## Stated problem
Count every line in the data below where "Wall" occurs, then state that number and nothing more.

## Exercise input
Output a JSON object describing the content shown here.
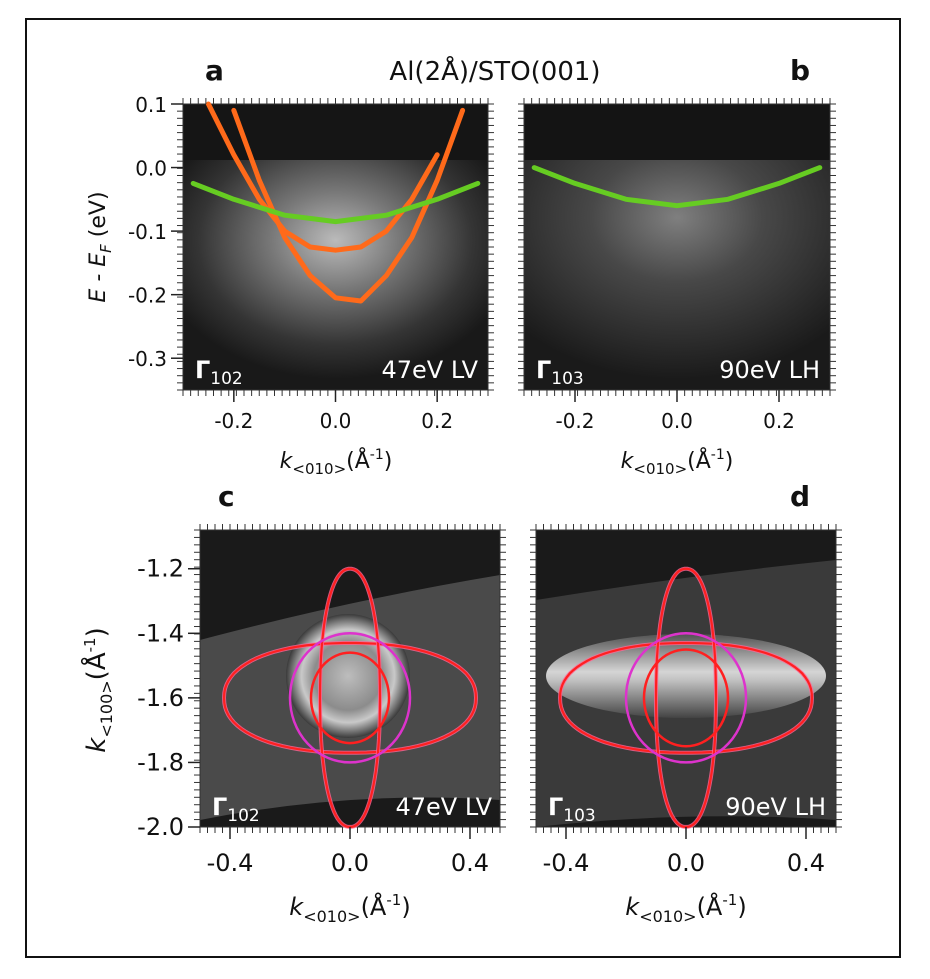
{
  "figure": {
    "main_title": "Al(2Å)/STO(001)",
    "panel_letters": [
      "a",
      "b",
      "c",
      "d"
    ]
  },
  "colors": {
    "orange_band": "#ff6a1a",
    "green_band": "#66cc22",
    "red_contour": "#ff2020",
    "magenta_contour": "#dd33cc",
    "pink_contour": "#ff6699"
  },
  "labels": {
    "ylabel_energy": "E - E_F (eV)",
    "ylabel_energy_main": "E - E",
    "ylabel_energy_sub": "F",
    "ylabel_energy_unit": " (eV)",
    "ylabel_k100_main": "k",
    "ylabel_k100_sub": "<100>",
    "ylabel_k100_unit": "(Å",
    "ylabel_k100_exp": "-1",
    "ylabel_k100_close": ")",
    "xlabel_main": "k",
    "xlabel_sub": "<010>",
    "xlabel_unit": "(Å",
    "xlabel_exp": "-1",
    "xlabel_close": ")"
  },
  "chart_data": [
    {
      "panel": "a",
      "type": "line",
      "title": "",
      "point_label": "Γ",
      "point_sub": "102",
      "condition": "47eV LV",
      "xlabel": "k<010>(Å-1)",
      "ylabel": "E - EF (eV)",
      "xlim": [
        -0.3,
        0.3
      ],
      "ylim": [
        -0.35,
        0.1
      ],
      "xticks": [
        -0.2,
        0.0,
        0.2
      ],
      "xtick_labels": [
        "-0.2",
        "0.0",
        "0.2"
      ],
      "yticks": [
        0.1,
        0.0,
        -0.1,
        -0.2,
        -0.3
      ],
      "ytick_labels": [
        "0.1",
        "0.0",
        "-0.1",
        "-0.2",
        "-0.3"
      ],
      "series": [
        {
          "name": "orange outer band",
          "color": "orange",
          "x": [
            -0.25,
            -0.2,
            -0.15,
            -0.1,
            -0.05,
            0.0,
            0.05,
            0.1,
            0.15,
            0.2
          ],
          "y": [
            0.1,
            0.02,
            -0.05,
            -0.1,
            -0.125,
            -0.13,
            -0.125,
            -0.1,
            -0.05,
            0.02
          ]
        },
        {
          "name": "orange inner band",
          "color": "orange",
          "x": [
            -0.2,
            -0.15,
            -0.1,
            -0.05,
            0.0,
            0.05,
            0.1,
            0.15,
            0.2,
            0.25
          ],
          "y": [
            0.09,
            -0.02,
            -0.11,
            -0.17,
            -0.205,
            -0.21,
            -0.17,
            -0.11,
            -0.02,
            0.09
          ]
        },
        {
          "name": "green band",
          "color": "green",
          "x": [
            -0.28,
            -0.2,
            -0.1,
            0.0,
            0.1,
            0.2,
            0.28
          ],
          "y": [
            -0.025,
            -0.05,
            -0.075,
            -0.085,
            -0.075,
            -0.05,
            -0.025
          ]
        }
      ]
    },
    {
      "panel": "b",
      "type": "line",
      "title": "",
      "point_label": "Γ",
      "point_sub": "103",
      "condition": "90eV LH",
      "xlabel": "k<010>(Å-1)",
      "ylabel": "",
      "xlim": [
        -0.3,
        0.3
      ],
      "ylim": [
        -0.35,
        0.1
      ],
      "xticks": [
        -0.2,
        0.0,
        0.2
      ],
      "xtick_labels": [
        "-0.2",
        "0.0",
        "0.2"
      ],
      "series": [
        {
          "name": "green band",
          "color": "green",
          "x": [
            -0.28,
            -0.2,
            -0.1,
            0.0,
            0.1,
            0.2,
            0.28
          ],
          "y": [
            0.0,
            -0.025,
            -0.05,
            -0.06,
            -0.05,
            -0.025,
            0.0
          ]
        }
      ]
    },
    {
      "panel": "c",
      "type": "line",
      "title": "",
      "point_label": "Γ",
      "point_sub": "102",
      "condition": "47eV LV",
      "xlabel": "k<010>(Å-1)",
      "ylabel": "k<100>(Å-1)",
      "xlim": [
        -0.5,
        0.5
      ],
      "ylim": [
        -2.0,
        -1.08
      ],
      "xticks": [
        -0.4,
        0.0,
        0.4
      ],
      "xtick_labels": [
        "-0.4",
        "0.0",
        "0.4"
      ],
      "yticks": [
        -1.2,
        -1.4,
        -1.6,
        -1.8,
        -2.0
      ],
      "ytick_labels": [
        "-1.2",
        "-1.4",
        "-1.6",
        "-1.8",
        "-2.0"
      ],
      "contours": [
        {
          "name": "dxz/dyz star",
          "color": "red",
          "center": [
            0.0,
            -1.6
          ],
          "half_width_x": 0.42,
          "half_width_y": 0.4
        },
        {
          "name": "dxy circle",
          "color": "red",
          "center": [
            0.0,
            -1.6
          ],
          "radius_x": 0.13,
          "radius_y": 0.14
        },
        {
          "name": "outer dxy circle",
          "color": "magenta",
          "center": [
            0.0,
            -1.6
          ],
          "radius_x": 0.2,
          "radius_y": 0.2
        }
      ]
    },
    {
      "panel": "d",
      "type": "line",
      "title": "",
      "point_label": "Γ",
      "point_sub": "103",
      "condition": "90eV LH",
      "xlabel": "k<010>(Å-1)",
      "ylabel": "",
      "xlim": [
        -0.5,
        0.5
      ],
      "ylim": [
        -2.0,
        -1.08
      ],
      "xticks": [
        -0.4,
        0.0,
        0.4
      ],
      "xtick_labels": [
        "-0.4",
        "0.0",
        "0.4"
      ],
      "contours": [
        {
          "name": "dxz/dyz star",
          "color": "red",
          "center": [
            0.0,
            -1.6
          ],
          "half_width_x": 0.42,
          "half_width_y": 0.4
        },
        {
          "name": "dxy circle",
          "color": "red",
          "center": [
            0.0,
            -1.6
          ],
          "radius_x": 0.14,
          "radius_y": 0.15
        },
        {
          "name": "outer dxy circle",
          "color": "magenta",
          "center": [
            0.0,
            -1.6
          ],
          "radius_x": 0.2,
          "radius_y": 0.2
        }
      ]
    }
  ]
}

---

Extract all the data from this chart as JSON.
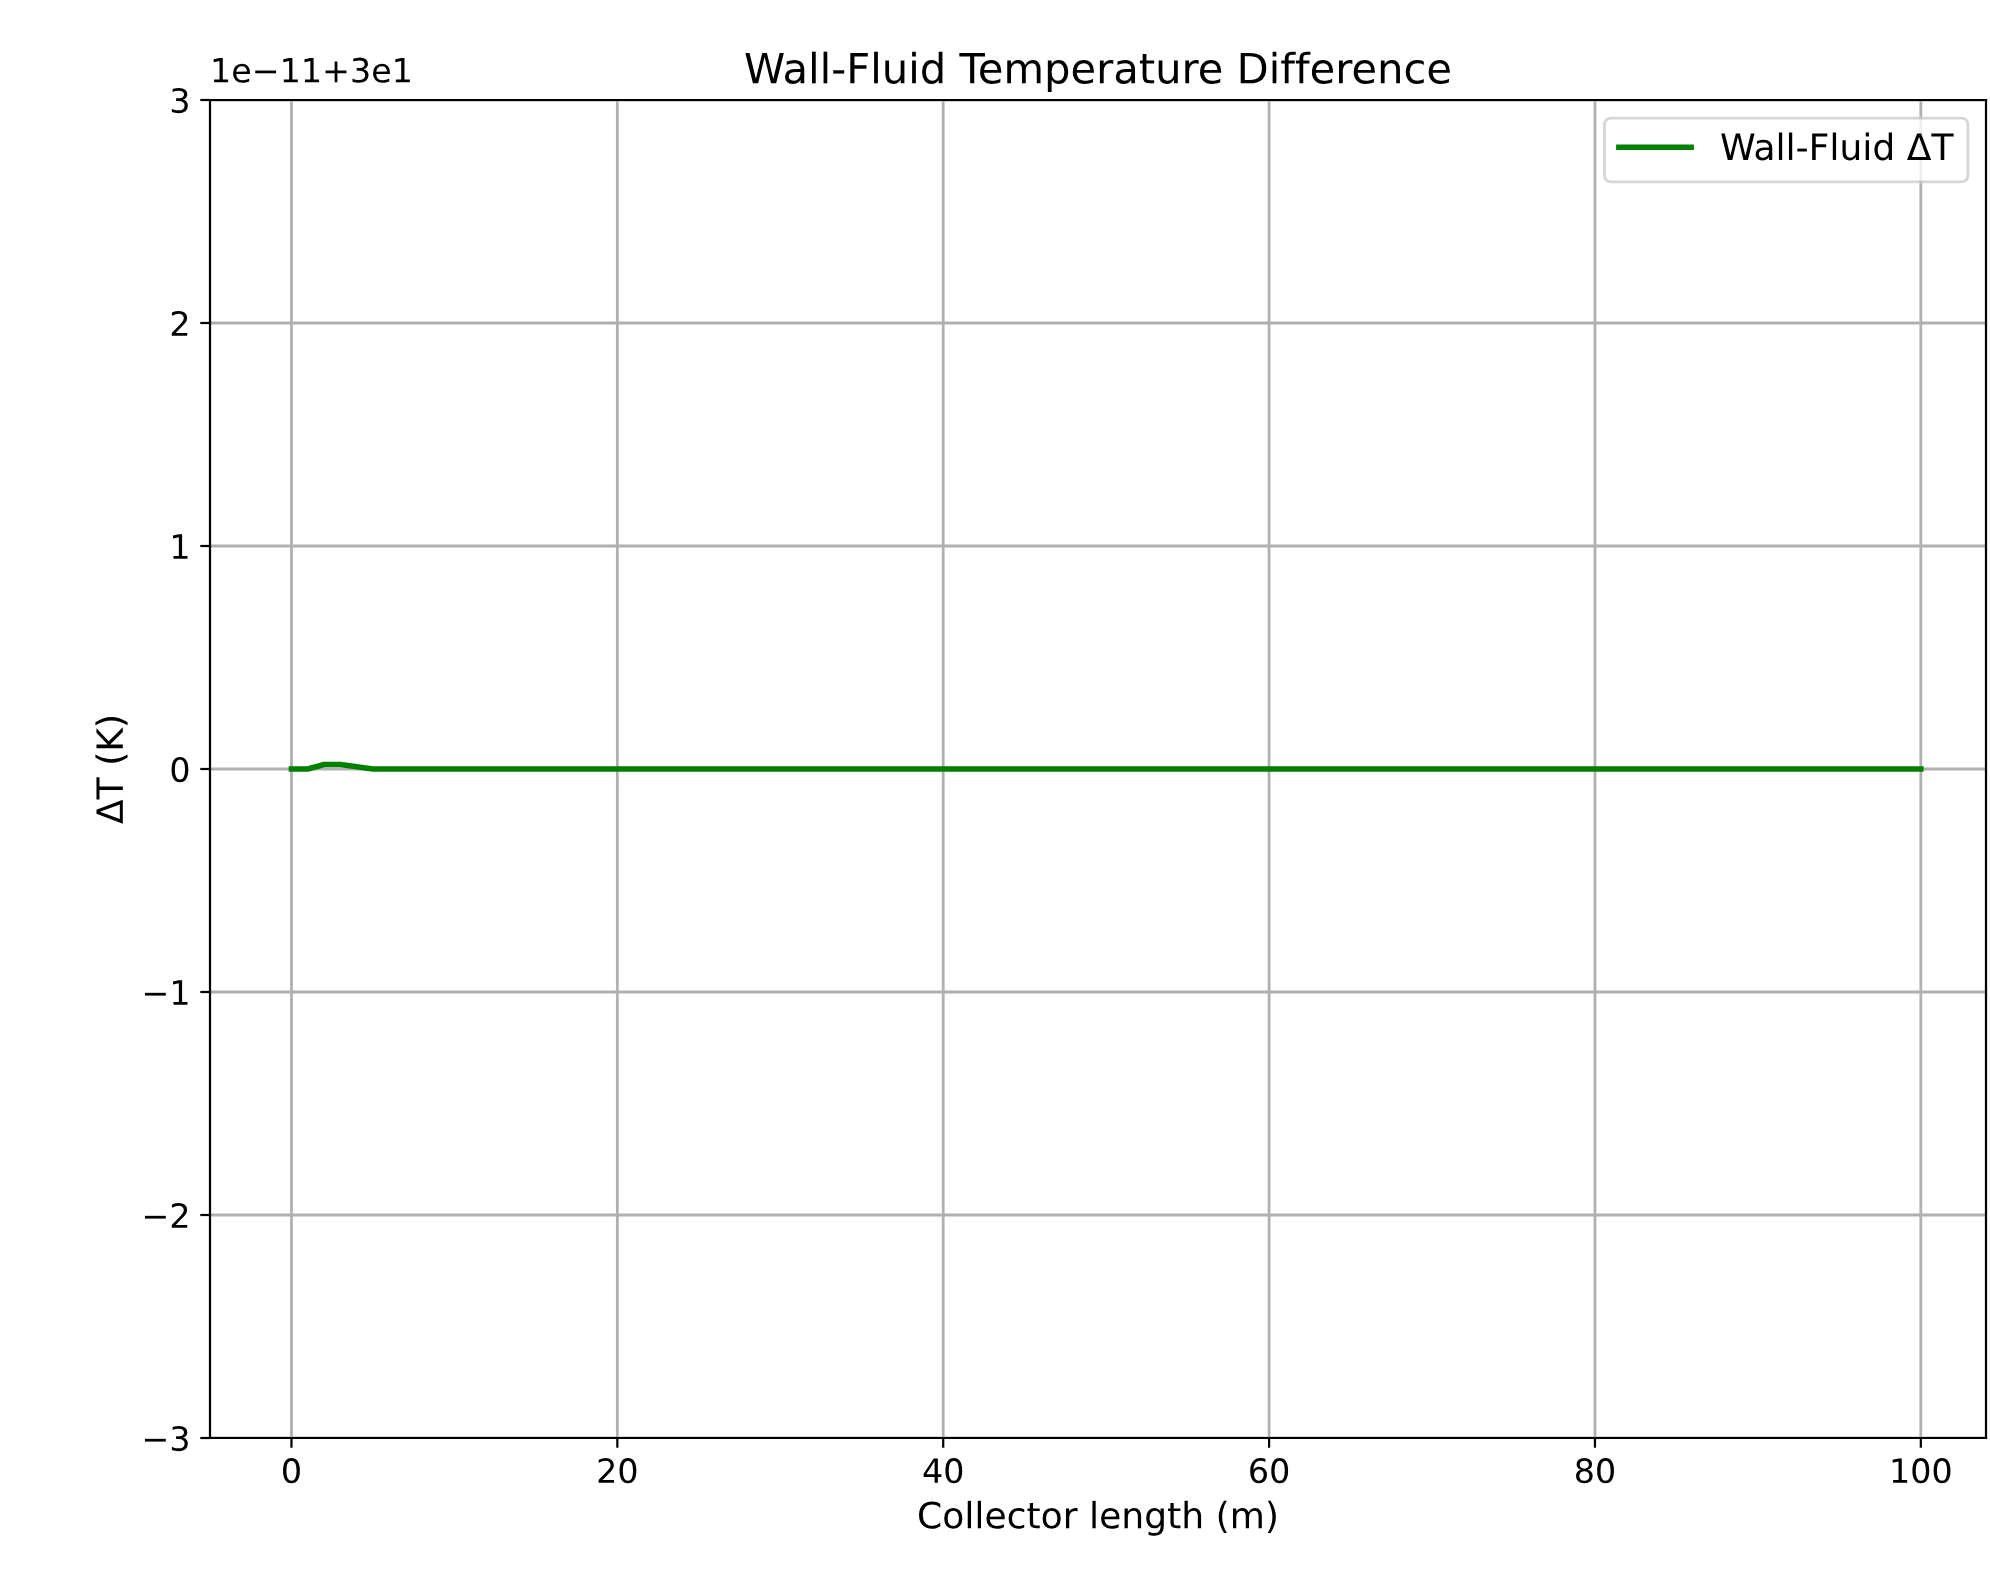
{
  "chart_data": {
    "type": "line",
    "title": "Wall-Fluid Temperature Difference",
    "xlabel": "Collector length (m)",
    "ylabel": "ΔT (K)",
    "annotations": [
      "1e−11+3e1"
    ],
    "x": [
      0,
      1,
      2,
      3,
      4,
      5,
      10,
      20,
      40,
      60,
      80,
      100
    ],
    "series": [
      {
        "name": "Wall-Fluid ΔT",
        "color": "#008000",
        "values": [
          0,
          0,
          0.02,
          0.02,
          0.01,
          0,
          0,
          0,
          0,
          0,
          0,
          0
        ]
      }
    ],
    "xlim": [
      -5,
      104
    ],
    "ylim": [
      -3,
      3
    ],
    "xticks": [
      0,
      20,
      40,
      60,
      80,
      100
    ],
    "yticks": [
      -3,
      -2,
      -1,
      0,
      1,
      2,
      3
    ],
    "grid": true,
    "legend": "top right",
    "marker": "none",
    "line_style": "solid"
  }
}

==

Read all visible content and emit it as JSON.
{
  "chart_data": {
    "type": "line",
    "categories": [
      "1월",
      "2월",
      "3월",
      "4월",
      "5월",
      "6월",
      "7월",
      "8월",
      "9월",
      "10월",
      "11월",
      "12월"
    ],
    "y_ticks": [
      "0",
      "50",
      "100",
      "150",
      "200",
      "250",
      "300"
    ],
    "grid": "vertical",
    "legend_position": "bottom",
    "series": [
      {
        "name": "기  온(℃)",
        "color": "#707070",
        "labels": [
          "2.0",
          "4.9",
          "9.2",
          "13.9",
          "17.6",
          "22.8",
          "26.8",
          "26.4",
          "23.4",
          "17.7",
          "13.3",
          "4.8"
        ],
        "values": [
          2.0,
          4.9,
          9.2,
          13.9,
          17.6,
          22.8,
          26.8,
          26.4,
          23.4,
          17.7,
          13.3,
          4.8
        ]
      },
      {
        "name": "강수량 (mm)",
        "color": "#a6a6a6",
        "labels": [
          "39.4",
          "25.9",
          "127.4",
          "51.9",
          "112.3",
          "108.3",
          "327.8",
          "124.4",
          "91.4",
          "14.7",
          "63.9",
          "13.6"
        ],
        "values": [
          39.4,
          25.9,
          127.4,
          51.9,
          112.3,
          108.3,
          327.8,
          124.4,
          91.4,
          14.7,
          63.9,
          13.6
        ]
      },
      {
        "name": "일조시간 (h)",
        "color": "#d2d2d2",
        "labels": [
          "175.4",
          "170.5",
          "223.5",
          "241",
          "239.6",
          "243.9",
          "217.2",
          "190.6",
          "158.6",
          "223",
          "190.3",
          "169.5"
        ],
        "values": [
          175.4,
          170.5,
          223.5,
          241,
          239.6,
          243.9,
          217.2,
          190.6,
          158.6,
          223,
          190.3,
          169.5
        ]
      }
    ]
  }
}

## Written response
2